* **EXERCISE**:
Reproduce the material verbatim from its first line down to and including the line that contains "462, 117, 494]".

_____

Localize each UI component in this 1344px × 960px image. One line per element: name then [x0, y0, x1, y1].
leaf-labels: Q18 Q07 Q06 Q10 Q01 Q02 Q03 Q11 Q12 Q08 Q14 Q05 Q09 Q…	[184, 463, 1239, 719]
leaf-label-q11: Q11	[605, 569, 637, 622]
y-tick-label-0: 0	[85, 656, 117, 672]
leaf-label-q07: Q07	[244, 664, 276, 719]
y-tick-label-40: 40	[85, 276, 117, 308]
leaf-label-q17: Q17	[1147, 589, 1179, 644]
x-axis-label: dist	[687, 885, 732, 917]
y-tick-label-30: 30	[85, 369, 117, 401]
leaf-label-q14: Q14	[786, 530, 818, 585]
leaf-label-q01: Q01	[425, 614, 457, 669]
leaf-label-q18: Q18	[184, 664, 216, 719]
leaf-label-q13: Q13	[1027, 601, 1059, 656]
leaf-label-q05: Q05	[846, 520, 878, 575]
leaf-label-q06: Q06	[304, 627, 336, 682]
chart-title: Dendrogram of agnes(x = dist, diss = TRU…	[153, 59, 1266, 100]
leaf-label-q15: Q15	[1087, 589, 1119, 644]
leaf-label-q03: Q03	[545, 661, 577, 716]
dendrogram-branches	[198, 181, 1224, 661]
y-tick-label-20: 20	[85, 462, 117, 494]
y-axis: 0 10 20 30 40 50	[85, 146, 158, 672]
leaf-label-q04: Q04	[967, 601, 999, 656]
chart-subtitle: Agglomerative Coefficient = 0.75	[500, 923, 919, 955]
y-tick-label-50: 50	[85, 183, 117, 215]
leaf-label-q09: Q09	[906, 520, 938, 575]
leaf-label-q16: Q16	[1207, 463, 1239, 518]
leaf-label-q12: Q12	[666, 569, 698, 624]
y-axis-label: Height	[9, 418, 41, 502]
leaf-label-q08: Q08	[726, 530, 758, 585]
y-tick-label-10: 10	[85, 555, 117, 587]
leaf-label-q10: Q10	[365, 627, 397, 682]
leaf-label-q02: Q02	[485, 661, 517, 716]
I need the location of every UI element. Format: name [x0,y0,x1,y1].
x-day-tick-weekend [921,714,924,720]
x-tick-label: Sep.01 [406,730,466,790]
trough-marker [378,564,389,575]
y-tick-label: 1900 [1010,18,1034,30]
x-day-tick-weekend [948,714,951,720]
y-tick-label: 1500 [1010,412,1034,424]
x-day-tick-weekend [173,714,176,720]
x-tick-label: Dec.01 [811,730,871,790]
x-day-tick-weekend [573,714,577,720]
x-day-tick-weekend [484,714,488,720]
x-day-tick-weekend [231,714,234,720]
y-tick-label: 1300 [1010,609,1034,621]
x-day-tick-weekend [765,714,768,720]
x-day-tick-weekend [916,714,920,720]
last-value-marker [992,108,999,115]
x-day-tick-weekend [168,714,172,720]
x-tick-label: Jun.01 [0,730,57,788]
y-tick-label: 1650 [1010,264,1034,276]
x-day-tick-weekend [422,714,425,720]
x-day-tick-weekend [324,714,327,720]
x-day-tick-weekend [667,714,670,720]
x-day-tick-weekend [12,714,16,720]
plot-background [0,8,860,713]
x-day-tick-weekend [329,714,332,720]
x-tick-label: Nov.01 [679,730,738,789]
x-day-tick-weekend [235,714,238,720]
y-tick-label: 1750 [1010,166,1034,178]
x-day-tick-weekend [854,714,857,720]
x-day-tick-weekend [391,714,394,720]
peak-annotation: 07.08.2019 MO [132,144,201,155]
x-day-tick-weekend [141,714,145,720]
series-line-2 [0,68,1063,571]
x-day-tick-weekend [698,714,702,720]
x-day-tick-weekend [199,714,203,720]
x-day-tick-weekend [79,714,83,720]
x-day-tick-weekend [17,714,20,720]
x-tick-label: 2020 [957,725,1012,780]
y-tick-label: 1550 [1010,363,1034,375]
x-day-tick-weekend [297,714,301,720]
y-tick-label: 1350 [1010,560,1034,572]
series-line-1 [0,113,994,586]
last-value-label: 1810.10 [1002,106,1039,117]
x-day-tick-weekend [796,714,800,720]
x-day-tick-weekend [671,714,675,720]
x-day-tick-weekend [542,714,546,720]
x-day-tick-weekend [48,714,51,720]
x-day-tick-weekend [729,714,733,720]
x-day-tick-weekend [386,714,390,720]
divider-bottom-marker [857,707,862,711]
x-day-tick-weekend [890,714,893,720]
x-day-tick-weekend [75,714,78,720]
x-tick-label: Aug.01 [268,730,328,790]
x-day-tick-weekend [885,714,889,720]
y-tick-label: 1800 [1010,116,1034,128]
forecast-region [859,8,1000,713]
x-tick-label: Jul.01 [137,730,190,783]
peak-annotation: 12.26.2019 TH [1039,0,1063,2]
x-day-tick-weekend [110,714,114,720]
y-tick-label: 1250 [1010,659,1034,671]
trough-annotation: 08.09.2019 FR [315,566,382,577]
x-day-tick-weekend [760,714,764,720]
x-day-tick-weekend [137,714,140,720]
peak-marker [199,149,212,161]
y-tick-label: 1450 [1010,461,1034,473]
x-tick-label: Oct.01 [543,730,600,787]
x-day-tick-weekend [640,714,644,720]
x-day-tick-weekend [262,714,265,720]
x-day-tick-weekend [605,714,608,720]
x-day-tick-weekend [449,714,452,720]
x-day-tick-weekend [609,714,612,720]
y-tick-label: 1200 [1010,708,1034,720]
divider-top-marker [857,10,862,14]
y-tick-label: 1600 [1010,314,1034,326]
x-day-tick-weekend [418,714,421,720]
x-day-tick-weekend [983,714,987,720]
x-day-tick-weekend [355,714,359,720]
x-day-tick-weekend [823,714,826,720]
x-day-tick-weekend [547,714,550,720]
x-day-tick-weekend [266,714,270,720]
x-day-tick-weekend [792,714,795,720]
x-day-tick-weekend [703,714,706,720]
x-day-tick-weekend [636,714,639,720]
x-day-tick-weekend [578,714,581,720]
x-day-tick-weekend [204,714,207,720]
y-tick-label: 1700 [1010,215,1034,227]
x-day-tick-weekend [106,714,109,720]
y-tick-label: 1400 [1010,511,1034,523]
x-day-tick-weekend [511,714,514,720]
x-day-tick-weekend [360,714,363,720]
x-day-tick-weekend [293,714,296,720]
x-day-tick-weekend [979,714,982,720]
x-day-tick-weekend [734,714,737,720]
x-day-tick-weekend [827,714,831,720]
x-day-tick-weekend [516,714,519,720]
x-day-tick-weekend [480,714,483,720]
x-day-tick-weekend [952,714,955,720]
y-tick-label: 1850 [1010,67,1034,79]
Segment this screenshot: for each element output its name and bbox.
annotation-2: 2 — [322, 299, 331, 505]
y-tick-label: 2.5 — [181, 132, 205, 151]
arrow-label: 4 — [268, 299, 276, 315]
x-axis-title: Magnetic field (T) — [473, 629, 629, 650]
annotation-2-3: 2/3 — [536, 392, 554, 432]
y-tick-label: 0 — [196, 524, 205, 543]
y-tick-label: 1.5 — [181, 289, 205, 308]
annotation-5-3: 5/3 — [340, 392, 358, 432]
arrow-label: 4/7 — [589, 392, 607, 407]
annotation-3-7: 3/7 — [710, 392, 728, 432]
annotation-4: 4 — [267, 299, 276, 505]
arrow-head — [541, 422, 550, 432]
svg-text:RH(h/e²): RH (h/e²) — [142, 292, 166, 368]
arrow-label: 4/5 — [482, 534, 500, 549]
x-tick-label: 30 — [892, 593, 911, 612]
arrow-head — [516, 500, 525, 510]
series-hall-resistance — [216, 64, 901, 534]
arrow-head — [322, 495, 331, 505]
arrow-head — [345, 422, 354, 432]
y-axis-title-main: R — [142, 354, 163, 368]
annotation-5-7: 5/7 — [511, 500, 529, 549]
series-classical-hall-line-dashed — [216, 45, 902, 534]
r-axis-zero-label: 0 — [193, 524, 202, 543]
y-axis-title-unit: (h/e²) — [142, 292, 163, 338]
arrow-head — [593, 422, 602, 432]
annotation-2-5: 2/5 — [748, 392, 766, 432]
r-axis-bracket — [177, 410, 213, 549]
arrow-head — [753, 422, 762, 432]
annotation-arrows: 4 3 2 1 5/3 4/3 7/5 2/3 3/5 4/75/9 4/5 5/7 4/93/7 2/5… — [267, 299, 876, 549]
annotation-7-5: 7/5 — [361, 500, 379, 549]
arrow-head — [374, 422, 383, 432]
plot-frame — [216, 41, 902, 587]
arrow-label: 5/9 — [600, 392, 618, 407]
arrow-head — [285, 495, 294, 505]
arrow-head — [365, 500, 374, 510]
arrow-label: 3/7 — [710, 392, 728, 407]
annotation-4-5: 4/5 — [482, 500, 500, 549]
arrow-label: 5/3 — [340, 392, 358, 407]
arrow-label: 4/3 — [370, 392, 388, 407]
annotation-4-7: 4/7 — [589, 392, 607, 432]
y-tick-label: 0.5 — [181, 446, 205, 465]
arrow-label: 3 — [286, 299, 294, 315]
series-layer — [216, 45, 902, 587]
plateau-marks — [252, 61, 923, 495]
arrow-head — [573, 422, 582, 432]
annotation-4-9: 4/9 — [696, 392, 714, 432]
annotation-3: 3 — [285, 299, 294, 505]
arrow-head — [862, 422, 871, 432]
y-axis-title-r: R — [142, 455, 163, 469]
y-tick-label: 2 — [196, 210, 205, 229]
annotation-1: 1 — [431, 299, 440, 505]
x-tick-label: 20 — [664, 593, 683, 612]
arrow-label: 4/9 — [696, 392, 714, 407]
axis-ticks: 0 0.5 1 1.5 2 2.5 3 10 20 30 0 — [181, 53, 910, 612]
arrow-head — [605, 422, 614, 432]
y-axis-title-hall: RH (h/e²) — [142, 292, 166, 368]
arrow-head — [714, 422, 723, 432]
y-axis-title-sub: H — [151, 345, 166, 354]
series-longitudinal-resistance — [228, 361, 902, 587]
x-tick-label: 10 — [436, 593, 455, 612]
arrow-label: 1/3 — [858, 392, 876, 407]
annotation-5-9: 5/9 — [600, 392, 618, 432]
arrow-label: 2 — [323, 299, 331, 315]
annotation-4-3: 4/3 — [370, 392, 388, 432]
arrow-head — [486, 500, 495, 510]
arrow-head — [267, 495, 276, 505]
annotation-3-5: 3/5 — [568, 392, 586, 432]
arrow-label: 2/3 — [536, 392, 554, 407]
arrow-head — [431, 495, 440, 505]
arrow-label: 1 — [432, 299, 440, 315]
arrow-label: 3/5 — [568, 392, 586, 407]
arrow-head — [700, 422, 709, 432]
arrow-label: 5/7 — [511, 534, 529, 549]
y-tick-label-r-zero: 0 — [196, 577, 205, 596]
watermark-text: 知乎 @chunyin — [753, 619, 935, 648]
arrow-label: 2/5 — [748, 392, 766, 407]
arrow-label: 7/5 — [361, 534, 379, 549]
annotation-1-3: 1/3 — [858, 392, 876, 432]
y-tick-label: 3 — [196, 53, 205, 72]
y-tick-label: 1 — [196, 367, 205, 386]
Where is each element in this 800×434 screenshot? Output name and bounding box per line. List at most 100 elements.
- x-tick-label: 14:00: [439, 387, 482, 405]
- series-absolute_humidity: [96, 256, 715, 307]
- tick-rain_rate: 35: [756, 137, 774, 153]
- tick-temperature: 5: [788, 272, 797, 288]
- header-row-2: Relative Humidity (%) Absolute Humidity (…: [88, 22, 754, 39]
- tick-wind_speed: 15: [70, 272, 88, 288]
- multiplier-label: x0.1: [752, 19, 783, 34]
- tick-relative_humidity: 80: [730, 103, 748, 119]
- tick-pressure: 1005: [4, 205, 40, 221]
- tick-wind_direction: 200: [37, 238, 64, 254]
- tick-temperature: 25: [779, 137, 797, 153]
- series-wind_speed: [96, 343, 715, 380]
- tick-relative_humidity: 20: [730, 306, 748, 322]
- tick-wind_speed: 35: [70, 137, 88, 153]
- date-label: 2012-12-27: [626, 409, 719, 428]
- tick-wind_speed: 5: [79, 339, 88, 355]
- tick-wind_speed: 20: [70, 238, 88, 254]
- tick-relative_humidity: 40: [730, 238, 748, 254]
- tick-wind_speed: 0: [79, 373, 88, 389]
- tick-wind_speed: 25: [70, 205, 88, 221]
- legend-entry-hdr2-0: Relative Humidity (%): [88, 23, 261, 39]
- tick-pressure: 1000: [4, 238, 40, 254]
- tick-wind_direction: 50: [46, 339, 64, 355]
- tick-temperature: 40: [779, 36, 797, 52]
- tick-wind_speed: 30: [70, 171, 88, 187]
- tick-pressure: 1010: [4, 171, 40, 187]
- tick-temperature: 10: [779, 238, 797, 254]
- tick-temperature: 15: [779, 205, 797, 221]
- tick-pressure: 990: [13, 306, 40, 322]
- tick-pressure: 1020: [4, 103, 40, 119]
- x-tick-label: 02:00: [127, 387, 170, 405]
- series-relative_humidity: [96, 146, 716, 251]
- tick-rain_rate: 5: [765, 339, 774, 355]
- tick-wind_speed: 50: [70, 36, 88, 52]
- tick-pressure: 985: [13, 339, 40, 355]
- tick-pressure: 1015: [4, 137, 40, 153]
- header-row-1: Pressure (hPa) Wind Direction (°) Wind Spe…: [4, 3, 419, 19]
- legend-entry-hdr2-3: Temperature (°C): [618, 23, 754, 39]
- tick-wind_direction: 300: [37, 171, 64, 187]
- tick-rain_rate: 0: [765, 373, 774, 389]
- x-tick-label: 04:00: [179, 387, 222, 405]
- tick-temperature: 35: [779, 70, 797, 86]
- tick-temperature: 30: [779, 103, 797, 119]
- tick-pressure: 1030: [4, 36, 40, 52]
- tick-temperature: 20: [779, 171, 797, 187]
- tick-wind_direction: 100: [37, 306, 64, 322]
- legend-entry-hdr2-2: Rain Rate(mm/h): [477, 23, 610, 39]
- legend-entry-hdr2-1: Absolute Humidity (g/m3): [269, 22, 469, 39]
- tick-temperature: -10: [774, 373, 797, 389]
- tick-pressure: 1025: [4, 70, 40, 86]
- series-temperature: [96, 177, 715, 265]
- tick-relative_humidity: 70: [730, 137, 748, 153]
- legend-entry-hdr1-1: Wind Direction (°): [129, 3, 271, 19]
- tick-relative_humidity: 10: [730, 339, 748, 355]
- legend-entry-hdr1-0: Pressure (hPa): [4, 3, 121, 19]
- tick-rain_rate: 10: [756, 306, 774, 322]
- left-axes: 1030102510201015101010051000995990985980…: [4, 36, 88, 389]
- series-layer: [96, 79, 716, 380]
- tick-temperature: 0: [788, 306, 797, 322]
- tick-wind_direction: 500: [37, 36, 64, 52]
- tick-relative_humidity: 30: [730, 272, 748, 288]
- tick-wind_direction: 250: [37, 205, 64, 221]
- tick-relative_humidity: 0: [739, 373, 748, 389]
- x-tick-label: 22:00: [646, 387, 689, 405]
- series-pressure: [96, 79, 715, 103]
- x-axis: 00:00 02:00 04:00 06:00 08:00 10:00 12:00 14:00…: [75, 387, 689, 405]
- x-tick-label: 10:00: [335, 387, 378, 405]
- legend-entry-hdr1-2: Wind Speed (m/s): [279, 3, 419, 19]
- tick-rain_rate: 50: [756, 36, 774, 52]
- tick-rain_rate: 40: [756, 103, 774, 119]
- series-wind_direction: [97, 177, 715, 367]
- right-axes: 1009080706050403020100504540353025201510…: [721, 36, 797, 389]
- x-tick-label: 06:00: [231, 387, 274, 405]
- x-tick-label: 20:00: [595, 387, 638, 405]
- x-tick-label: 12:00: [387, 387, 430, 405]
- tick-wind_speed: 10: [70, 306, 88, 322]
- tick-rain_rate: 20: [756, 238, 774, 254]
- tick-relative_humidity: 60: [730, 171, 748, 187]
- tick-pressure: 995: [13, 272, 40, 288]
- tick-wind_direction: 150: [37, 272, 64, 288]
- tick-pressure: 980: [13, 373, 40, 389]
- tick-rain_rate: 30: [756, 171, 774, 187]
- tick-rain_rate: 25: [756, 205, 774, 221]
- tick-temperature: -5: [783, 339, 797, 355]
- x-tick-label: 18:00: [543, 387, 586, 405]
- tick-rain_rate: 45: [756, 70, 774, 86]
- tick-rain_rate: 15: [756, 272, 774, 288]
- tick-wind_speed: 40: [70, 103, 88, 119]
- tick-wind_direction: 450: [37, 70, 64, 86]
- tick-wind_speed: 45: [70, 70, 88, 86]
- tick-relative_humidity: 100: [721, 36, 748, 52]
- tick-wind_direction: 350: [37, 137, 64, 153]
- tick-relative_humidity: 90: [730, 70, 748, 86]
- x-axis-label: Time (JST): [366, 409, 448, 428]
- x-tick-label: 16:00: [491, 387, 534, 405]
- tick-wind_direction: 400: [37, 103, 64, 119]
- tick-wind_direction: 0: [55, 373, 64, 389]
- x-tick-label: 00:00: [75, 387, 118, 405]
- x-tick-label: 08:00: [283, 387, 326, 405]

_____

* **COMPLETE ANSWER**:
Localize each UI component in this 1344px × 960px image. One line per element: name then [x0, y0, x1, y1].
leaf-labels: Q18 Q07 Q06 Q10 Q01 Q02 Q03 Q11 Q12 Q08 Q14 Q05 Q09 Q…	[184, 463, 1239, 719]
leaf-label-q11: Q11	[605, 569, 637, 622]
y-tick-label-0: 0	[85, 656, 117, 672]
leaf-label-q07: Q07	[244, 664, 276, 719]
y-tick-label-40: 40	[85, 276, 117, 308]
leaf-label-q17: Q17	[1147, 589, 1179, 644]
x-axis-label: dist	[687, 885, 732, 917]
y-tick-label-30: 30	[85, 369, 117, 401]
leaf-label-q14: Q14	[786, 530, 818, 585]
leaf-label-q01: Q01	[425, 614, 457, 669]
leaf-label-q18: Q18	[184, 664, 216, 719]
leaf-label-q13: Q13	[1027, 601, 1059, 656]
leaf-label-q05: Q05	[846, 520, 878, 575]
leaf-label-q06: Q06	[304, 627, 336, 682]
chart-title: Dendrogram of agnes(x = dist, diss = TRU…	[153, 59, 1266, 100]
leaf-label-q15: Q15	[1087, 589, 1119, 644]
leaf-label-q03: Q03	[545, 661, 577, 716]
dendrogram-branches	[198, 181, 1224, 661]
y-tick-label-20: 20	[85, 462, 117, 494]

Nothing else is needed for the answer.